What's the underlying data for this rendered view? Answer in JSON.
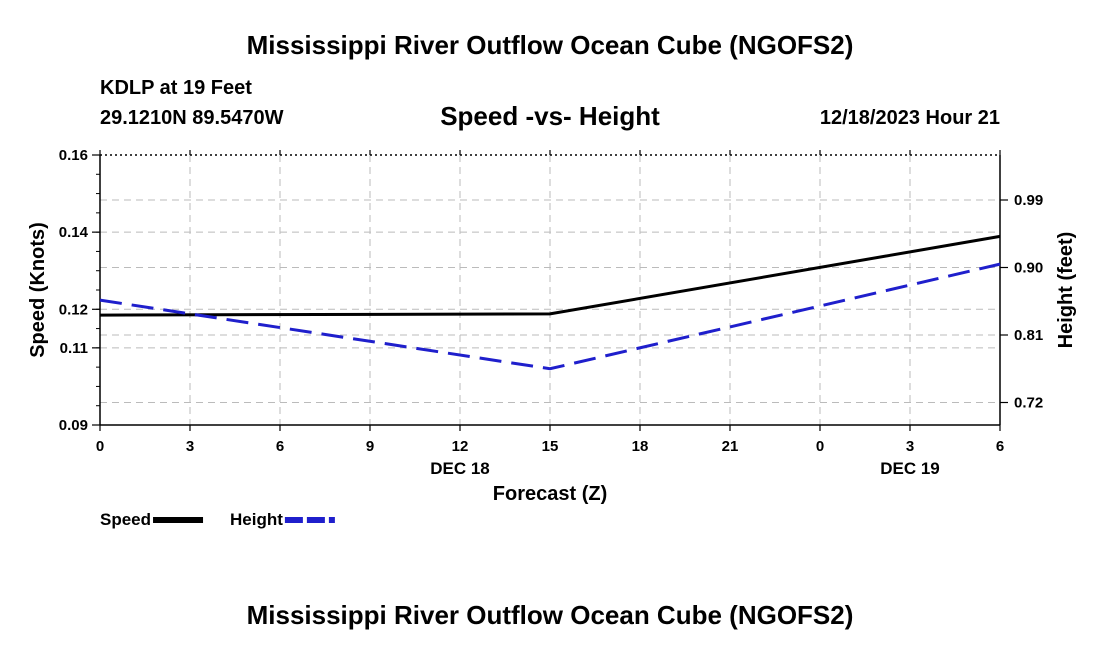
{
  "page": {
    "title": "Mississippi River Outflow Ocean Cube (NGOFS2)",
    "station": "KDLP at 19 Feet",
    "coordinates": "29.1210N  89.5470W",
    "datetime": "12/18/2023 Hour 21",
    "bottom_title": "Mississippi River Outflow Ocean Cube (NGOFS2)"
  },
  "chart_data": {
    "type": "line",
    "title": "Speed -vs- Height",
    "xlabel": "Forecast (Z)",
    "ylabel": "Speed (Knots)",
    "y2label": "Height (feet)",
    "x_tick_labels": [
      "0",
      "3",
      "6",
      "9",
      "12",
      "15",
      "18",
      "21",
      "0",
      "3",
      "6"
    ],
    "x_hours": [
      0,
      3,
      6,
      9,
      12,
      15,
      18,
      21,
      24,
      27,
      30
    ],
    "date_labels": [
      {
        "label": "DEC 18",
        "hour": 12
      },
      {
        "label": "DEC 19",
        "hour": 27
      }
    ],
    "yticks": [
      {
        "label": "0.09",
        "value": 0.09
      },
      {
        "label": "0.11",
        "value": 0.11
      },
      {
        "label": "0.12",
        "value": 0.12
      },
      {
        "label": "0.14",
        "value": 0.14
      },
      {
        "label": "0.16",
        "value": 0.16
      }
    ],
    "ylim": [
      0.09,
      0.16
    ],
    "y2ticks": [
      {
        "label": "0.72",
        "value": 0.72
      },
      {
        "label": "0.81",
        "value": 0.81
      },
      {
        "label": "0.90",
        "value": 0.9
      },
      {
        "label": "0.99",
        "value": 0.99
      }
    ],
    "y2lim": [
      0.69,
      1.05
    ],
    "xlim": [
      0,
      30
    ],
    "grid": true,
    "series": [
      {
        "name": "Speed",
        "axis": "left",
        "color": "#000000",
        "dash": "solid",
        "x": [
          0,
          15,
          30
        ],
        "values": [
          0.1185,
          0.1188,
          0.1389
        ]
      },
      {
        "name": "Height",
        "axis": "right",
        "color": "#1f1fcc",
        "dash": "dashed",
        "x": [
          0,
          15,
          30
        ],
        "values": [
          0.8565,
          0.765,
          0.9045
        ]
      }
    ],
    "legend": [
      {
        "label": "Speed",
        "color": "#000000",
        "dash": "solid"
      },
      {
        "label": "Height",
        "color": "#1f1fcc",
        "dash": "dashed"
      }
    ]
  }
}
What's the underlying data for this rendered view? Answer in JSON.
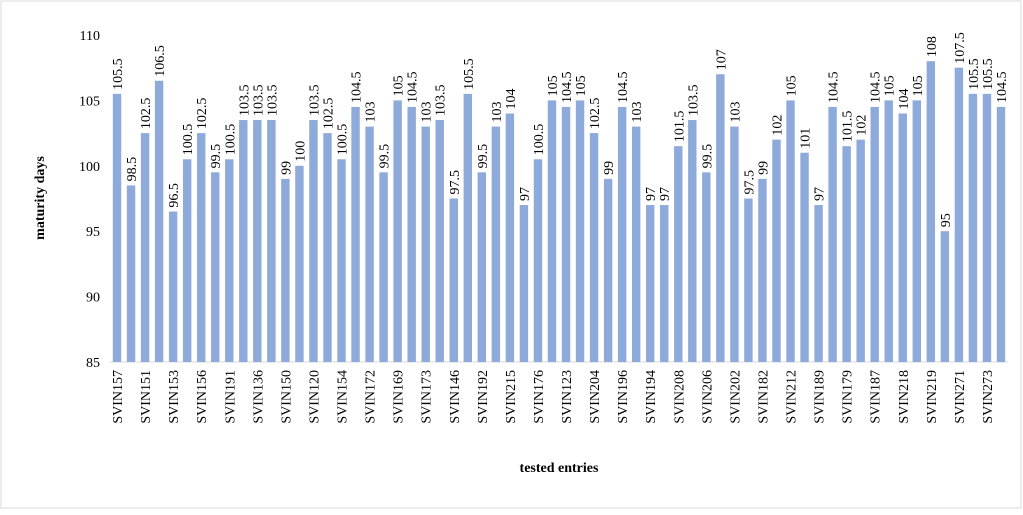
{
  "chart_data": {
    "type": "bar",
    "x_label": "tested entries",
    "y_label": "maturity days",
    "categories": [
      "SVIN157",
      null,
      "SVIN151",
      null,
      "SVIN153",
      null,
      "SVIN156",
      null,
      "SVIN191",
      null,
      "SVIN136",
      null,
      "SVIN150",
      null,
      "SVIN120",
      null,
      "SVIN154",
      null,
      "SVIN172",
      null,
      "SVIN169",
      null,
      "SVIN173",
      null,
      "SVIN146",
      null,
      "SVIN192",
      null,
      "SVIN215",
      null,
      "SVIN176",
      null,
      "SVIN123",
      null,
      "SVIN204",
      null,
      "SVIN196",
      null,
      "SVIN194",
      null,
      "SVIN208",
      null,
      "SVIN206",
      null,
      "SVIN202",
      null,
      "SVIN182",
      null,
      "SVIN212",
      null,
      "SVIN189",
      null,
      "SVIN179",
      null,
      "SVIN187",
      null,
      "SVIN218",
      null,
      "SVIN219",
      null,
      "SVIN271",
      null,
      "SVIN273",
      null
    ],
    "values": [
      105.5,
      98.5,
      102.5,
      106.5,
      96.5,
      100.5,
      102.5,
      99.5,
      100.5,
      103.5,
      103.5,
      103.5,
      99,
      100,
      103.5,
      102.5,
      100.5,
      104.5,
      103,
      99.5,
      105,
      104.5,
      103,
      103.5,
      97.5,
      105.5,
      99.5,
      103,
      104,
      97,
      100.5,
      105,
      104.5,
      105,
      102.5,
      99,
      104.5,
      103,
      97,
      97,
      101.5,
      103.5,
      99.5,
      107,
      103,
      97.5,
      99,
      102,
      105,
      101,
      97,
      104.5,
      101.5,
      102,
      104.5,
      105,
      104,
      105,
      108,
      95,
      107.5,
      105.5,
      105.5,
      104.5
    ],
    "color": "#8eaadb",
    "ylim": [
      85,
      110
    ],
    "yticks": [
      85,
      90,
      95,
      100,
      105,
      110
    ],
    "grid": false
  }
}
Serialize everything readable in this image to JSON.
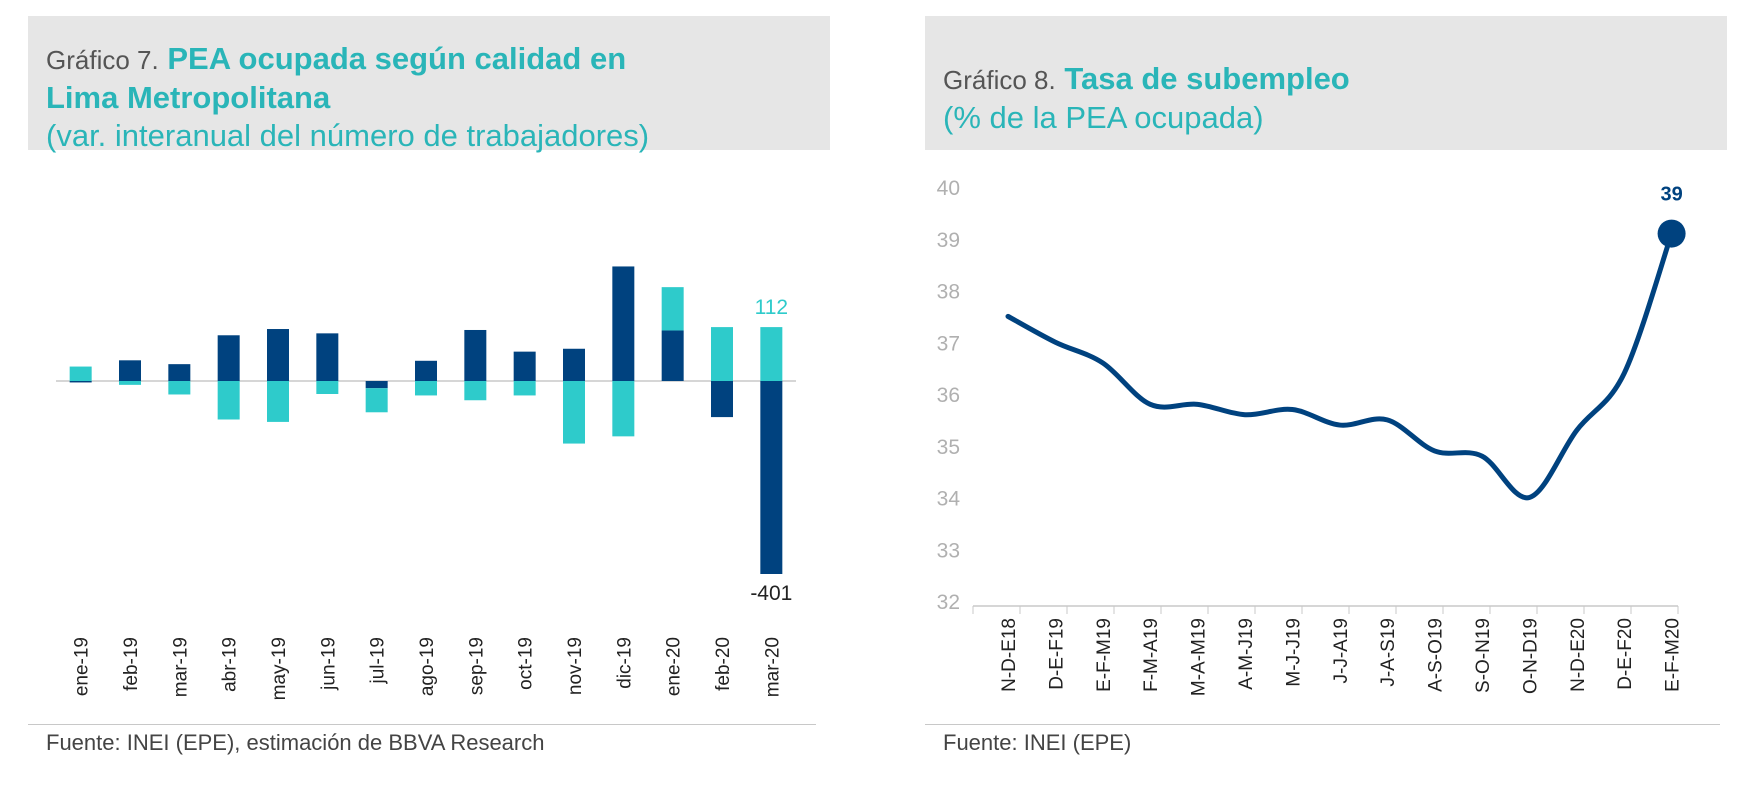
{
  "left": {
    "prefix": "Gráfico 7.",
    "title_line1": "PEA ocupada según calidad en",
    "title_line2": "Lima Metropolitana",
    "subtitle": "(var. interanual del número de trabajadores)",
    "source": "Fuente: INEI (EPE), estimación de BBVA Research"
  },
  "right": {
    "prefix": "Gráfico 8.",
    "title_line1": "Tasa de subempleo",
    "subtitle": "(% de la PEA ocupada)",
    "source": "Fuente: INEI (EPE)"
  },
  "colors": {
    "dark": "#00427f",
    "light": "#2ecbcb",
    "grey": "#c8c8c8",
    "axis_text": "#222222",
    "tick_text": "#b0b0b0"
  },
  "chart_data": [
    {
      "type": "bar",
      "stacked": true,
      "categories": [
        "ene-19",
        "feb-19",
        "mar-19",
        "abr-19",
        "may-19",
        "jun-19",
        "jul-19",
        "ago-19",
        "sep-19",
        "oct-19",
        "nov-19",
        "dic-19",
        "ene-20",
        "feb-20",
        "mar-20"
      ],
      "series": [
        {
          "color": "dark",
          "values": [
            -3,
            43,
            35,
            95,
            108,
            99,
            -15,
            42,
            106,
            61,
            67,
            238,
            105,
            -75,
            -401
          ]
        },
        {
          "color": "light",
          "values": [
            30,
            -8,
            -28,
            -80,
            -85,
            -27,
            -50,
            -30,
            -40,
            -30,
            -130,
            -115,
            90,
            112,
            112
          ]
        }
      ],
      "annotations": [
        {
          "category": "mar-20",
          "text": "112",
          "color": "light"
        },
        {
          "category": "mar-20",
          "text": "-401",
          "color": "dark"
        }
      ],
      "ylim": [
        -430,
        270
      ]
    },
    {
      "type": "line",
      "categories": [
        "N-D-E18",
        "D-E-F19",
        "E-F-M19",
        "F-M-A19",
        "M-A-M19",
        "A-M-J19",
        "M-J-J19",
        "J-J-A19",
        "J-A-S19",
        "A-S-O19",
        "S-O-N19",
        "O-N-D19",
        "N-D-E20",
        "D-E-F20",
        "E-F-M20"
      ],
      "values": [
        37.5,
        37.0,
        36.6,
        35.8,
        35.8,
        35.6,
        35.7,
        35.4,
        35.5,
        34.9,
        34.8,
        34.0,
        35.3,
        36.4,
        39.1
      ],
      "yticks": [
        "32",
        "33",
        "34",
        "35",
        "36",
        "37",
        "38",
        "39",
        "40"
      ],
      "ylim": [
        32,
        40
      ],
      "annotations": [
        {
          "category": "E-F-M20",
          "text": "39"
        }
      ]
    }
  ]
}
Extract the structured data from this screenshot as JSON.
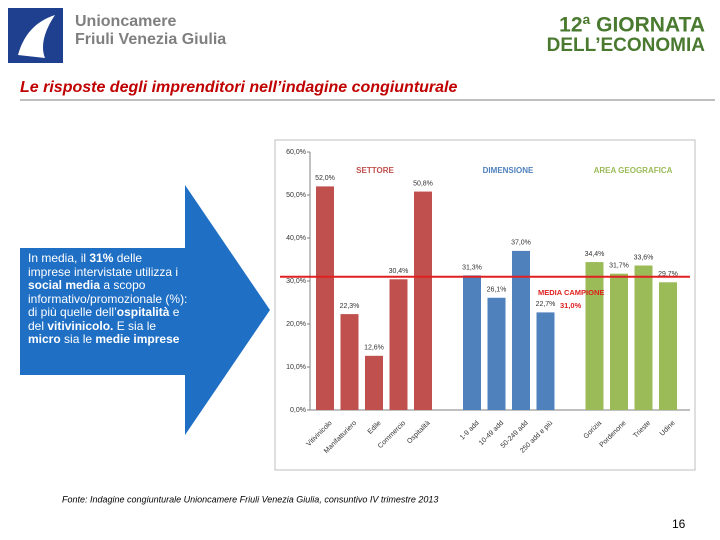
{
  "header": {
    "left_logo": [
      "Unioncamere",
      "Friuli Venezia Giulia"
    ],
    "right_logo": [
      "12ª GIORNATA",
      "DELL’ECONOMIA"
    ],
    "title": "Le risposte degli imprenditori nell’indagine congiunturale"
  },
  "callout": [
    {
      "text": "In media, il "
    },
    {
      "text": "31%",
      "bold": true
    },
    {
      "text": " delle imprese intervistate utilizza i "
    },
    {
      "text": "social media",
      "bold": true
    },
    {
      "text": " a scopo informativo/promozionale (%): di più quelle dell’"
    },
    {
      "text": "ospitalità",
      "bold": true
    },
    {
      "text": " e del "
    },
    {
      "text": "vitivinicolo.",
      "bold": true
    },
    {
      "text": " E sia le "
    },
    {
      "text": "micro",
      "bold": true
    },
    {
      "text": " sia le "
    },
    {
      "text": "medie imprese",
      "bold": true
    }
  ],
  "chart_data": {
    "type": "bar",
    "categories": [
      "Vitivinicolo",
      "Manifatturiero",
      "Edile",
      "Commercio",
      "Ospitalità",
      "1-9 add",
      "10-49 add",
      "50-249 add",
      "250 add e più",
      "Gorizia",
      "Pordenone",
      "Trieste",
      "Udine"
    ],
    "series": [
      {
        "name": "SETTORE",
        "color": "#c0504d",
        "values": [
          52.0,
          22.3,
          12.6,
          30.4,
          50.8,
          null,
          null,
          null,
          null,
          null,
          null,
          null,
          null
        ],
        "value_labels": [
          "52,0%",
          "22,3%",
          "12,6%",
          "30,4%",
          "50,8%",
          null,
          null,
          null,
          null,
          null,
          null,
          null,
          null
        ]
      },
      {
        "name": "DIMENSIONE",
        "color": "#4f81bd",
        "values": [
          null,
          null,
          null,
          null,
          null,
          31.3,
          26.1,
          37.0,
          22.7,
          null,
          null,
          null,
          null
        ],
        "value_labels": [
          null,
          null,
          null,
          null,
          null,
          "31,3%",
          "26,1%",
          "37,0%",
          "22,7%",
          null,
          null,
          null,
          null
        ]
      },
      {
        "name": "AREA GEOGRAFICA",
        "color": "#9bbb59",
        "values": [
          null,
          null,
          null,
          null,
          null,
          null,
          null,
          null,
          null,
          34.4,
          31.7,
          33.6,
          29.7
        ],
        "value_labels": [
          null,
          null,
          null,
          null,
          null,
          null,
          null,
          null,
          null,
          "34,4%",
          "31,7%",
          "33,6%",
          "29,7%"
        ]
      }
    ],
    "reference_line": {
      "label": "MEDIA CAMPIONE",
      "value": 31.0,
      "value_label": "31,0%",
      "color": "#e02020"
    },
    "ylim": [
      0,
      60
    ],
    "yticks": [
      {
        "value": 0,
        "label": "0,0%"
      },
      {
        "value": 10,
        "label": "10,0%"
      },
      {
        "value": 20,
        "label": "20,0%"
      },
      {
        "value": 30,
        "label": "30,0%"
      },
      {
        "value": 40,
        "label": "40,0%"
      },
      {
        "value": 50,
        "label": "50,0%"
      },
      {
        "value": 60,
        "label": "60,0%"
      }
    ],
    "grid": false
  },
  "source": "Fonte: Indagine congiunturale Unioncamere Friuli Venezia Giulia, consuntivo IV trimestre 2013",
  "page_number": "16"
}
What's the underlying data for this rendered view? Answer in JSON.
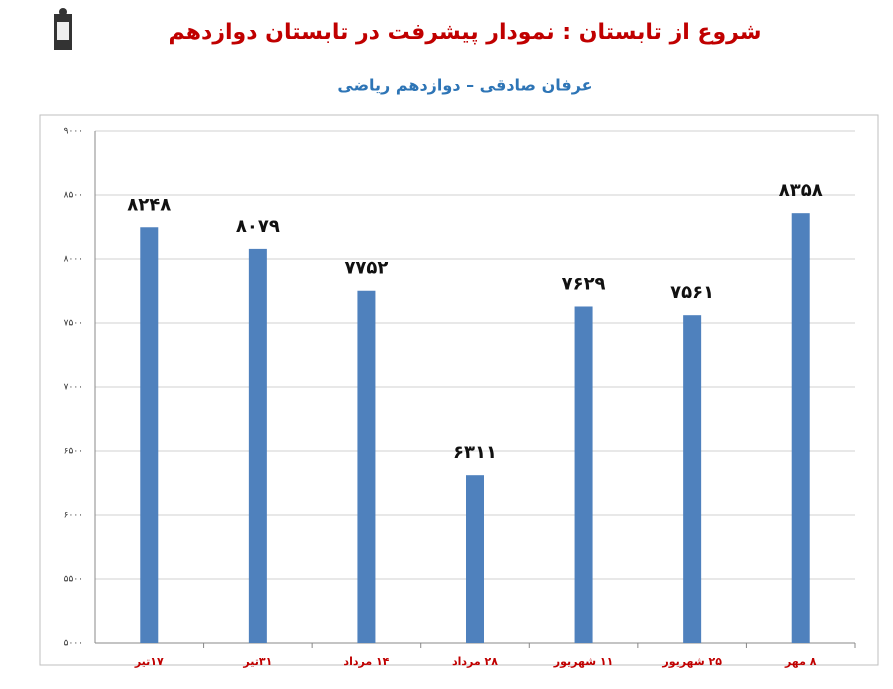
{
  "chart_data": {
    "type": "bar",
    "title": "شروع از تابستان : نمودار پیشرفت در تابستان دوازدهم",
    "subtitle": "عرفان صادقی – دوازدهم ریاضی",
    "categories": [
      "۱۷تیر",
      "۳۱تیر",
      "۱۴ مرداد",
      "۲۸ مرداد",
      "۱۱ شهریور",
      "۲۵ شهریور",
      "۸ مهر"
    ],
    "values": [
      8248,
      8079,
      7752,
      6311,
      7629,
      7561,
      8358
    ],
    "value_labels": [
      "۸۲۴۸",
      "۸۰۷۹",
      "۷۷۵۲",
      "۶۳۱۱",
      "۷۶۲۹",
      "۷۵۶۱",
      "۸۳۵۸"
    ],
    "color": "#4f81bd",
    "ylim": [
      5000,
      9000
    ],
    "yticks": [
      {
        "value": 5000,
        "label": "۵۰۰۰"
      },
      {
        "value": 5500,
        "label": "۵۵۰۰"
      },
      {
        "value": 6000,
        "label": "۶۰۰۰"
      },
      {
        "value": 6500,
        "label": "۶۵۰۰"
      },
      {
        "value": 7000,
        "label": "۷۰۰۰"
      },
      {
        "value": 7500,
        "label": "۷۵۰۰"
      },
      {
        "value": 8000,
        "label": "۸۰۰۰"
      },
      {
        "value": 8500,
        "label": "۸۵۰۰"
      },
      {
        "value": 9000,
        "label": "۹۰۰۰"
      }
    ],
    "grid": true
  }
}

=====

Scan the material for lines with the word "Giulia", and copy each line you find.

• [WRITTEN ANSWER]
      "Friuli Venezia Giulia"
  "source": "Fonte: Indagine congiunturale Unioncamere Friuli Venezia Giulia, consuntivo IV trimestre 2013",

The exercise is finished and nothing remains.